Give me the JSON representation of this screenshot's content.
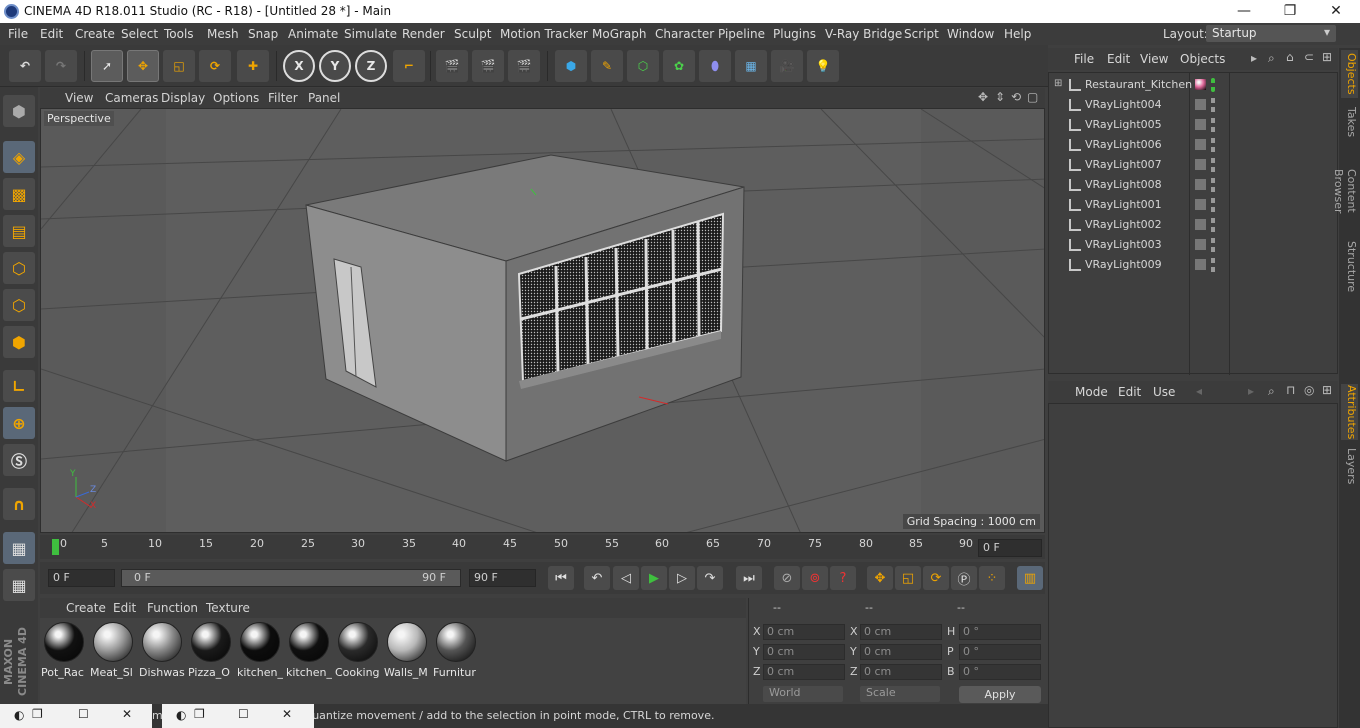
{
  "window": {
    "title": "CINEMA 4D R18.011 Studio (RC - R18) - [Untitled 28 *] - Main",
    "minimize": "—",
    "restore": "❐",
    "close": "✕"
  },
  "menu": [
    "File",
    "Edit",
    "Create",
    "Select",
    "Tools",
    "Mesh",
    "Snap",
    "Animate",
    "Simulate",
    "Render",
    "Sculpt",
    "Motion Tracker",
    "MoGraph",
    "Character",
    "Pipeline",
    "Plugins",
    "V-Ray Bridge",
    "Script",
    "Window",
    "Help"
  ],
  "layout": {
    "label": "Layout:",
    "value": "Startup"
  },
  "toolbar": {
    "axis_x": "X",
    "axis_y": "Y",
    "axis_z": "Z"
  },
  "viewport": {
    "menu": [
      "View",
      "Cameras",
      "Display",
      "Options",
      "Filter",
      "Panel"
    ],
    "label": "Perspective",
    "grid_spacing": "Grid Spacing : 1000 cm",
    "axis_labels": {
      "x": "X",
      "y": "Y",
      "z": "Z"
    }
  },
  "timeline": {
    "ticks": [
      "0",
      "5",
      "10",
      "15",
      "20",
      "25",
      "30",
      "35",
      "40",
      "45",
      "50",
      "55",
      "60",
      "65",
      "70",
      "75",
      "80",
      "85",
      "90"
    ],
    "current_frame": "0 F",
    "start": "0 F",
    "range_start": "0 F",
    "range_end": "90 F",
    "end": "90 F"
  },
  "materials": {
    "menu": [
      "Create",
      "Edit",
      "Function",
      "Texture"
    ],
    "items": [
      {
        "label": "Pot_Rac",
        "color": "#111111"
      },
      {
        "label": "Meat_Sl",
        "color": "#9a9a9a"
      },
      {
        "label": "Dishwas",
        "color": "#8b8b8b"
      },
      {
        "label": "Pizza_O",
        "color": "#1a1a1a"
      },
      {
        "label": "kitchen_",
        "color": "#0d0d0d"
      },
      {
        "label": "kitchen_",
        "color": "#101010"
      },
      {
        "label": "Cooking",
        "color": "#2a2a2a"
      },
      {
        "label": "Walls_M",
        "color": "#b8b8b8"
      },
      {
        "label": "Furnitur",
        "color": "#555555"
      }
    ]
  },
  "coordinates": {
    "headers": [
      "--",
      "--",
      "--"
    ],
    "rows": [
      {
        "a": "X",
        "av": "0 cm",
        "b": "X",
        "bv": "0 cm",
        "c": "H",
        "cv": "0 °"
      },
      {
        "a": "Y",
        "av": "0 cm",
        "b": "Y",
        "bv": "0 cm",
        "c": "P",
        "cv": "0 °"
      },
      {
        "a": "Z",
        "av": "0 cm",
        "b": "Z",
        "bv": "0 cm",
        "c": "B",
        "cv": "0 °"
      }
    ],
    "mode": "World",
    "scale": "Scale",
    "apply": "Apply"
  },
  "status": "mo                              FT to quantize movement / add to the selection in point mode, CTRL to remove.",
  "objects": {
    "menu": [
      "File",
      "Edit",
      "View",
      "Objects"
    ],
    "items": [
      {
        "name": "Restaurant_Kitchen",
        "tag": "#e0679a"
      },
      {
        "name": "VRayLight004"
      },
      {
        "name": "VRayLight005"
      },
      {
        "name": "VRayLight006"
      },
      {
        "name": "VRayLight007"
      },
      {
        "name": "VRayLight008"
      },
      {
        "name": "VRayLight001"
      },
      {
        "name": "VRayLight002"
      },
      {
        "name": "VRayLight003"
      },
      {
        "name": "VRayLight009"
      }
    ]
  },
  "attributes": {
    "menu": [
      "Mode",
      "Edit",
      "Use"
    ]
  },
  "side_tabs": [
    "Objects",
    "Takes",
    "Content Browser",
    "Structure",
    "Attributes",
    "Layers"
  ]
}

» **Given instruction**: Every entry above needs to be retyped exactly; drop the pictures.

» **Response to the exercise**:
Give me the JSON representation of this screenshot's content.
{
  "window": {
    "title": "CINEMA 4D R18.011 Studio (RC - R18) - [Untitled 28 *] - Main",
    "minimize": "—",
    "restore": "❐",
    "close": "✕"
  },
  "menu": [
    "File",
    "Edit",
    "Create",
    "Select",
    "Tools",
    "Mesh",
    "Snap",
    "Animate",
    "Simulate",
    "Render",
    "Sculpt",
    "Motion Tracker",
    "MoGraph",
    "Character",
    "Pipeline",
    "Plugins",
    "V-Ray Bridge",
    "Script",
    "Window",
    "Help"
  ],
  "layout": {
    "label": "Layout:",
    "value": "Startup"
  },
  "toolbar": {
    "axis_x": "X",
    "axis_y": "Y",
    "axis_z": "Z"
  },
  "viewport": {
    "menu": [
      "View",
      "Cameras",
      "Display",
      "Options",
      "Filter",
      "Panel"
    ],
    "label": "Perspective",
    "grid_spacing": "Grid Spacing : 1000 cm",
    "axis_labels": {
      "x": "X",
      "y": "Y",
      "z": "Z"
    }
  },
  "timeline": {
    "ticks": [
      "0",
      "5",
      "10",
      "15",
      "20",
      "25",
      "30",
      "35",
      "40",
      "45",
      "50",
      "55",
      "60",
      "65",
      "70",
      "75",
      "80",
      "85",
      "90"
    ],
    "current_frame": "0 F",
    "start": "0 F",
    "range_start": "0 F",
    "range_end": "90 F",
    "end": "90 F"
  },
  "materials": {
    "menu": [
      "Create",
      "Edit",
      "Function",
      "Texture"
    ],
    "items": [
      {
        "label": "Pot_Rac",
        "color": "#111111"
      },
      {
        "label": "Meat_Sl",
        "color": "#9a9a9a"
      },
      {
        "label": "Dishwas",
        "color": "#8b8b8b"
      },
      {
        "label": "Pizza_O",
        "color": "#1a1a1a"
      },
      {
        "label": "kitchen_",
        "color": "#0d0d0d"
      },
      {
        "label": "kitchen_",
        "color": "#101010"
      },
      {
        "label": "Cooking",
        "color": "#2a2a2a"
      },
      {
        "label": "Walls_M",
        "color": "#b8b8b8"
      },
      {
        "label": "Furnitur",
        "color": "#555555"
      }
    ]
  },
  "coordinates": {
    "headers": [
      "--",
      "--",
      "--"
    ],
    "rows": [
      {
        "a": "X",
        "av": "0 cm",
        "b": "X",
        "bv": "0 cm",
        "c": "H",
        "cv": "0 °"
      },
      {
        "a": "Y",
        "av": "0 cm",
        "b": "Y",
        "bv": "0 cm",
        "c": "P",
        "cv": "0 °"
      },
      {
        "a": "Z",
        "av": "0 cm",
        "b": "Z",
        "bv": "0 cm",
        "c": "B",
        "cv": "0 °"
      }
    ],
    "mode": "World",
    "scale": "Scale",
    "apply": "Apply"
  },
  "status": "mo                              FT to quantize movement / add to the selection in point mode, CTRL to remove.",
  "objects": {
    "menu": [
      "File",
      "Edit",
      "View",
      "Objects"
    ],
    "items": [
      {
        "name": "Restaurant_Kitchen",
        "tag": "#e0679a"
      },
      {
        "name": "VRayLight004"
      },
      {
        "name": "VRayLight005"
      },
      {
        "name": "VRayLight006"
      },
      {
        "name": "VRayLight007"
      },
      {
        "name": "VRayLight008"
      },
      {
        "name": "VRayLight001"
      },
      {
        "name": "VRayLight002"
      },
      {
        "name": "VRayLight003"
      },
      {
        "name": "VRayLight009"
      }
    ]
  },
  "attributes": {
    "menu": [
      "Mode",
      "Edit",
      "Use"
    ]
  },
  "side_tabs": [
    "Objects",
    "Takes",
    "Content Browser",
    "Structure",
    "Attributes",
    "Layers"
  ]
}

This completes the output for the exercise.